Source |
Spectral rigidity among ellipses, Bialy's conjecture and local extrema of Mather's beta function

Imagine you have a magical drum. If you hit it, it sings a specific song made of pure tones (frequencies). In the 1960s, a famous mathematician named Mark Kac asked a mind-bending question: "Can you hear the shape of a drum?" In other words, if you only listen to the song the drum makes, can you figure out exactly what shape the drum is? Is it a circle? A square? A weird blob?

For a long time, mathematicians thought the answer was "maybe, but it's really hard." This paper by Corentin Fierobe tackles a specific, slightly different version of this puzzle, but instead of sound waves, we are looking at billiard balls.

The Billiard Table Analogy

Imagine a billiard table with a perfectly smooth, curved edge. You shoot a ball, and it bounces around forever.

If the table is a perfect circle, the ball bounces in a very predictable, symmetrical way.
If the table is an ellipse (a stretched circle, like a rugby ball), the ball still bounces in a very special, orderly way.
If the table is a weird, lumpy shape, the ball's path becomes chaotic and unpredictable.

Mathematicians have a special tool called Mather's Beta Function (let's call it the "Bouncing Score"). This score tells us the maximum distance a ball can travel in one loop if it bounces in a specific pattern. The "pattern" is defined by a rotation number, which is just a fancy way of saying "how many times the ball goes around the table before it repeats its path."

Exercise details |
Continue the explanation of billiard tables and Mather's beta function from where it stops.

Items |
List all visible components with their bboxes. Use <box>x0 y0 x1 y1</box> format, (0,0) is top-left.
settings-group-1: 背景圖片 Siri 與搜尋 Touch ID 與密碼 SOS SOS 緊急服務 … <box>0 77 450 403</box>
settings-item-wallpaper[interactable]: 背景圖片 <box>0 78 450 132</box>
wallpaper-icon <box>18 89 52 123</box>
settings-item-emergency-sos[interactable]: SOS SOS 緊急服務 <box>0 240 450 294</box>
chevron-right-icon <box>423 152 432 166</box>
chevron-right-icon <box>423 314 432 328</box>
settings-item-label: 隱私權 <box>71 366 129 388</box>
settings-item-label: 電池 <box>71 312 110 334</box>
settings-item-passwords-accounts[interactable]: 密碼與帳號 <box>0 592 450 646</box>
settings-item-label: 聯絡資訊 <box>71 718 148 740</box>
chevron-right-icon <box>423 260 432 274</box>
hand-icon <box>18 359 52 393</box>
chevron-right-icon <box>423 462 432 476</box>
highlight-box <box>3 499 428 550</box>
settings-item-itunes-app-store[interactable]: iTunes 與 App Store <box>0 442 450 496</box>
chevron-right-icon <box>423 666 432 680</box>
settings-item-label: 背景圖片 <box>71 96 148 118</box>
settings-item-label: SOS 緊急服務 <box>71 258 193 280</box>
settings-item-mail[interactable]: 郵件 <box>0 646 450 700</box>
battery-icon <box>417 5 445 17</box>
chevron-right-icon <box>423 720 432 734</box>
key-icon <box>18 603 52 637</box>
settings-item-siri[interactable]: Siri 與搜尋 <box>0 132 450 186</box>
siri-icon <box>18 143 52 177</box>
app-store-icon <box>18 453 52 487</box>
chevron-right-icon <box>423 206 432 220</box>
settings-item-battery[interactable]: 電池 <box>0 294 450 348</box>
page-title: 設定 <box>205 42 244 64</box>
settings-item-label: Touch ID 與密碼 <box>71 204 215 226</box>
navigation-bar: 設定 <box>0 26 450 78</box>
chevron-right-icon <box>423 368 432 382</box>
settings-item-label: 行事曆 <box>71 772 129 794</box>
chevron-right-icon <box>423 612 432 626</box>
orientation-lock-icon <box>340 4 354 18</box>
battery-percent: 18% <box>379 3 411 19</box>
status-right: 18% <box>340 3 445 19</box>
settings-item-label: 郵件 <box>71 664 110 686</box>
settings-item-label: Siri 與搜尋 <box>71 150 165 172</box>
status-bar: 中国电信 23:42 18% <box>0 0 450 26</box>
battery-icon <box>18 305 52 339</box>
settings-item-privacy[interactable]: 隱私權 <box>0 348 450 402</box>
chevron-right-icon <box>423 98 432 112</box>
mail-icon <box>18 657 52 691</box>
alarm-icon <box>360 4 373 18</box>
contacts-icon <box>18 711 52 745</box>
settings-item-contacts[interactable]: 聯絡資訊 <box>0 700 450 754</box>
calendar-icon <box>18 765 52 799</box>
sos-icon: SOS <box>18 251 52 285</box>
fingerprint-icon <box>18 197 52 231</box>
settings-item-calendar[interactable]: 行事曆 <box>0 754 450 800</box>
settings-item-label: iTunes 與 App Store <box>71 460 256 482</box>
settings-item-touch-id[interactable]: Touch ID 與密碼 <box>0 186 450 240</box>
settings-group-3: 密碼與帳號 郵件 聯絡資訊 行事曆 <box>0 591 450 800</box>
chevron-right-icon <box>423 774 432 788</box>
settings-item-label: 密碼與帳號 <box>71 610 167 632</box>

Written response |
The Big Question: The "Two-Point" Test

The paper addresses a conjecture (a guess) made by a mathematician named Bialy. Here is the scenario:

Imagine you have two mystery billiard tables. You don't know if they are circles, ellipses, or something else. You are told they are both ellipses.

You shoot a ball on Table A and Table B with a specific pattern (Rotation Number 1). You measure the "Bouncing Score" for both. They are identical.
You shoot a ball with a different pattern (Rotation Number 2). You measure the score again. They are identical again.

The Conjecture: If the scores match for two different patterns, are the tables actually the same shape (just maybe rotated or moved)?

The Answer: YES.
Fierobe proves that if two ellipses match on two different "bouncing patterns," they are mathematically identical. You cannot trick the system. If you try to stretch one ellipse to match the score of the first pattern, it will automatically fail to match the second pattern unless it is exactly the same shape as the first one.

The "Same Size" Twist

The paper goes even further. What if you only have one pattern to test? Can you tell the shapes apart then?

Scenario: You have two ellipses with the exact same perimeter (the total length of the edge is identical).
Test: You check the "Bouncing Score" for just one pattern.
Result: If the scores match, the shapes must be identical.

Think of it like this: If you have two rubber bands of the same total length, and you stretch them into oval shapes, the "tightness" of the bounce for a specific angle will be unique to that specific oval. You can't stretch one into a different oval without changing the bounce score.

The "Perfect Circle" is the King

The paper also discusses who is the "champion" of bouncing.

Among all shapes with the same perimeter, the perfect circle (disk) always gives the highest possible "Bouncing Score" for almost every pattern.
The paper proves that if you have a shape that is almost a circle (but slightly squished), and you try to wiggle it to see if you can get a better score, you can't. The circle is the local champion.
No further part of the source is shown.